STATED EXERCISE:
Filter the records for lines holding the string "that".

# start of DATA TO PROCESS

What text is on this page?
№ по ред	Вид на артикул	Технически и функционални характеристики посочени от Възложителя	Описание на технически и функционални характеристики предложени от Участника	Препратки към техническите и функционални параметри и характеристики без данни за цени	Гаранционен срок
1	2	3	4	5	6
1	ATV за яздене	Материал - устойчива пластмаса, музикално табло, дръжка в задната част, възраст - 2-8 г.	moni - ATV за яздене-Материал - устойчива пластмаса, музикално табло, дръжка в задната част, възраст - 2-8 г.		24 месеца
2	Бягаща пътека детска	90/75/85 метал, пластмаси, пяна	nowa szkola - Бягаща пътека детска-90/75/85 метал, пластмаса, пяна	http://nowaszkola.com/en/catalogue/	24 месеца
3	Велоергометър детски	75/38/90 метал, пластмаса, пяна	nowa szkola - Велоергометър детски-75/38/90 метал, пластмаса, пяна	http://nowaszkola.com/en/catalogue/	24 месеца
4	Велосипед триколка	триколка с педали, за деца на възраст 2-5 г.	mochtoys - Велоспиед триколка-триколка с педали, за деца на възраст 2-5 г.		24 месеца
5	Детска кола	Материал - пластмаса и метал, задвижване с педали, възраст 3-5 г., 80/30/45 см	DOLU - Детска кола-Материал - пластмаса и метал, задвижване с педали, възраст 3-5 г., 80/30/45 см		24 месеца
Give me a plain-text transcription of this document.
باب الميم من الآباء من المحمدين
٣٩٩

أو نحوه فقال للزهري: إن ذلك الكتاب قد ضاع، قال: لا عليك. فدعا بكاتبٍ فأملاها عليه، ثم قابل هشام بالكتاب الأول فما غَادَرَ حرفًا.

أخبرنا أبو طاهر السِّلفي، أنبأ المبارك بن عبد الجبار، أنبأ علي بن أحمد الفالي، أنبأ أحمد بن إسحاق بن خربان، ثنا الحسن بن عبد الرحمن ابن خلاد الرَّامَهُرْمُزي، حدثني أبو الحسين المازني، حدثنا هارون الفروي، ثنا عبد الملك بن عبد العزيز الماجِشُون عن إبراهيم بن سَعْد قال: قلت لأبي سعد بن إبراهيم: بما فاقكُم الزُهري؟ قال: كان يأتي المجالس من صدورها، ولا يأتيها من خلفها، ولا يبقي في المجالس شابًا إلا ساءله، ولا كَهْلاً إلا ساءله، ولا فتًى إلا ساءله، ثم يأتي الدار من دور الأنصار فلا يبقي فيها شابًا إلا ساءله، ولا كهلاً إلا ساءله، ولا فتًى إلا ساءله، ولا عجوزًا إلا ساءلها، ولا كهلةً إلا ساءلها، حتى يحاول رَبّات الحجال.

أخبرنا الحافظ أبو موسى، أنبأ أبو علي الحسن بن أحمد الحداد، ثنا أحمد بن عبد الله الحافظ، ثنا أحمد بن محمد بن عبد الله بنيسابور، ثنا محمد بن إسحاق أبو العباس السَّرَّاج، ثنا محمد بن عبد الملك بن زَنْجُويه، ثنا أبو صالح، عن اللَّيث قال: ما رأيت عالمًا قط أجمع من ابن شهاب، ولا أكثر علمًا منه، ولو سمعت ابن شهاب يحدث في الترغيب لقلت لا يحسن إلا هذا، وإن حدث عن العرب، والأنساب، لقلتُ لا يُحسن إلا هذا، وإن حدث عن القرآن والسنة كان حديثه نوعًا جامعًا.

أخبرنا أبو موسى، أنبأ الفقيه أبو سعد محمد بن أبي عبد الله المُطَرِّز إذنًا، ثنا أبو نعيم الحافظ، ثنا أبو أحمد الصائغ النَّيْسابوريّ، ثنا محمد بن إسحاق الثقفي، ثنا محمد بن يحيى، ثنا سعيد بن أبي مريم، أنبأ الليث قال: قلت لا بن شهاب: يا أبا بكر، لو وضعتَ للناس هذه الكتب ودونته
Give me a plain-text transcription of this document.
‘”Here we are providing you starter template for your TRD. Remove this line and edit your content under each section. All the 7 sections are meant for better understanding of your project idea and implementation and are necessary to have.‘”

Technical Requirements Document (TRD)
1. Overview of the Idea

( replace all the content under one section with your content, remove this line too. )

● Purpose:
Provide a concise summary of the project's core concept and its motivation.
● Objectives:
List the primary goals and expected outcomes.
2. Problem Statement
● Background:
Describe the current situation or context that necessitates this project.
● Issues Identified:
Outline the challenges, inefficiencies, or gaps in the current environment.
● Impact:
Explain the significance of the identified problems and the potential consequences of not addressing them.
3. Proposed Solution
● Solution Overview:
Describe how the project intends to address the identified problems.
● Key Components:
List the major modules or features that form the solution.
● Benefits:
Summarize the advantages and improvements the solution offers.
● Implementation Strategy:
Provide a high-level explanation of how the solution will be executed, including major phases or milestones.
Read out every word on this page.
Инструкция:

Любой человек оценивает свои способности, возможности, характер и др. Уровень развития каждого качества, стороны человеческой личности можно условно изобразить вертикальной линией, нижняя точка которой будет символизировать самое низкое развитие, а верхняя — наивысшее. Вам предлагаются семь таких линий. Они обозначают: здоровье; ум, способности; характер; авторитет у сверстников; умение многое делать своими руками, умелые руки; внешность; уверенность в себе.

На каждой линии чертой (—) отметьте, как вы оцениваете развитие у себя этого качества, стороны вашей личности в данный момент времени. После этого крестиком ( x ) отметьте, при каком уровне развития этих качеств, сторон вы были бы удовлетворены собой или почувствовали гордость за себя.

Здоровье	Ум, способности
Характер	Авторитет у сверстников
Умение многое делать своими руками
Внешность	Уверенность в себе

# end of DATA TO PROCESS

ANSWER:
Describe the current situation or context that necessitates this project.
List the major modules or features that form the solution.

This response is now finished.